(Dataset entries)

□ □ □ □

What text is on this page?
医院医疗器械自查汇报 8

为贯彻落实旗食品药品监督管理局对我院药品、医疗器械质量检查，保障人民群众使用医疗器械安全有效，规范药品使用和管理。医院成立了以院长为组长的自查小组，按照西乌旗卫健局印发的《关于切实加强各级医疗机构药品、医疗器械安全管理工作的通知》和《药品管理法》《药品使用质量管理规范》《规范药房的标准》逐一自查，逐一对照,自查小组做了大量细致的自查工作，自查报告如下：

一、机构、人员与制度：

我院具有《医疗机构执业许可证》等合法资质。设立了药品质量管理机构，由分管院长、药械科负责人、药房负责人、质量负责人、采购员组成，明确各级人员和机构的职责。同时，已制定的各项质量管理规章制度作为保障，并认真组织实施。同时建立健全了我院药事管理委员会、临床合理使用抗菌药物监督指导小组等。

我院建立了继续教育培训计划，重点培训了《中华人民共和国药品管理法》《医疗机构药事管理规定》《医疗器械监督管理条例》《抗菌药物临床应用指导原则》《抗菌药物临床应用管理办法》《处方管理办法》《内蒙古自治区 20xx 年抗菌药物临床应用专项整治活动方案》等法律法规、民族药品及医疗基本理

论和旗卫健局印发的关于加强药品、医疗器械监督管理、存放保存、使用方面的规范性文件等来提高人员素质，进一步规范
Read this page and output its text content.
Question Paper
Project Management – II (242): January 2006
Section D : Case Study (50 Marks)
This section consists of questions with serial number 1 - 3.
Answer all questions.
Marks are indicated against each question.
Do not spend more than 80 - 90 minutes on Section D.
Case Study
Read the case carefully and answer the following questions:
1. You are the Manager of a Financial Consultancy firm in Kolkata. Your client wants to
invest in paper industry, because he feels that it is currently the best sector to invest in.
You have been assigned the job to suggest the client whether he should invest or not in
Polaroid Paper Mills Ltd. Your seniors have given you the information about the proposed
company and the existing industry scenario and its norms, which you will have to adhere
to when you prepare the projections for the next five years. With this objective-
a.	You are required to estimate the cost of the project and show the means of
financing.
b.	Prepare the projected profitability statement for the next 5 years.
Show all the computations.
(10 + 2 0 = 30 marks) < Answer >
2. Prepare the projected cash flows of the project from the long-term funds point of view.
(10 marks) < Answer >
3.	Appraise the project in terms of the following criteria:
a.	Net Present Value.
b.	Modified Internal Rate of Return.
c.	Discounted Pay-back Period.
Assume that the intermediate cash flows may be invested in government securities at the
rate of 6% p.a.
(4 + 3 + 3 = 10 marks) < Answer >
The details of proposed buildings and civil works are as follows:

□ □ □ □

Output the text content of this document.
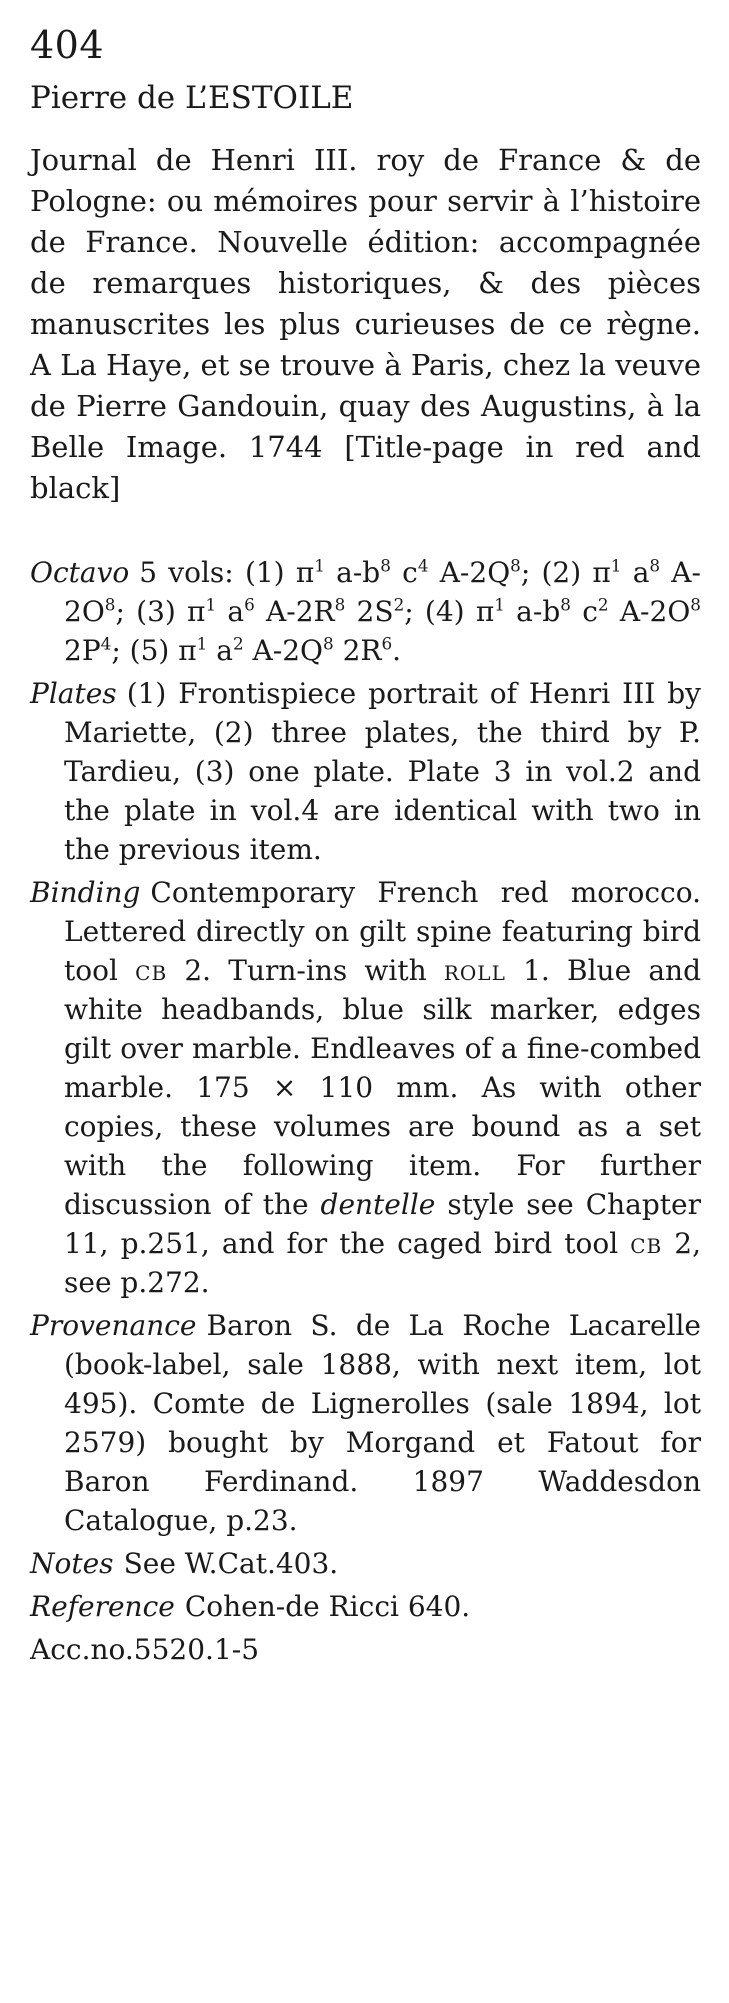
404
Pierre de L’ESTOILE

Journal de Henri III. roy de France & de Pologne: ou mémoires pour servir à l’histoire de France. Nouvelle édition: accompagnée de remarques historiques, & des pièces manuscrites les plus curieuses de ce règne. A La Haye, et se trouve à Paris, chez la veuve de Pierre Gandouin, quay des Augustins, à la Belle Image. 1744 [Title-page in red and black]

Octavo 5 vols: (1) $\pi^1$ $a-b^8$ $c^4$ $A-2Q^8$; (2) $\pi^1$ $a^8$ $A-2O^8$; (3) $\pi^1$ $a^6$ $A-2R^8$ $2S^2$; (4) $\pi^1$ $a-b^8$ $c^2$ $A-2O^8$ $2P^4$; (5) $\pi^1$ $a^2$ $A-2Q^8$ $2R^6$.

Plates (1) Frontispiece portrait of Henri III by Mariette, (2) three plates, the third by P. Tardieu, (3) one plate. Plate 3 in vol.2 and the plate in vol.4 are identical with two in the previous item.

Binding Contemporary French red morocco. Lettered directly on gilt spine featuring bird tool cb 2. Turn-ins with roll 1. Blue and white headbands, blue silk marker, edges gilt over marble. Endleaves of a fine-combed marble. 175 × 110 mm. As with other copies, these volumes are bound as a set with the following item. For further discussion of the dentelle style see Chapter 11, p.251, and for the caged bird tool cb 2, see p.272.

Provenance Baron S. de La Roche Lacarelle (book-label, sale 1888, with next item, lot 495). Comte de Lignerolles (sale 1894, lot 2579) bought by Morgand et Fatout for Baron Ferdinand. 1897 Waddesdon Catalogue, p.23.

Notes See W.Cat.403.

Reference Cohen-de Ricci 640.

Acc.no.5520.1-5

□ □ □ □

**WRITTEN PROBLEM**
Gather every line from the listing above in which the word "have" appears.

**RESULT OF THE TASK**
You have been assigned the job to suggest the client whether he should invest or not in
Polaroid Paper Mills Ltd. Your seniors have given you the information about the proposed
company and the existing industry scenario and its norms, which you will have to adhere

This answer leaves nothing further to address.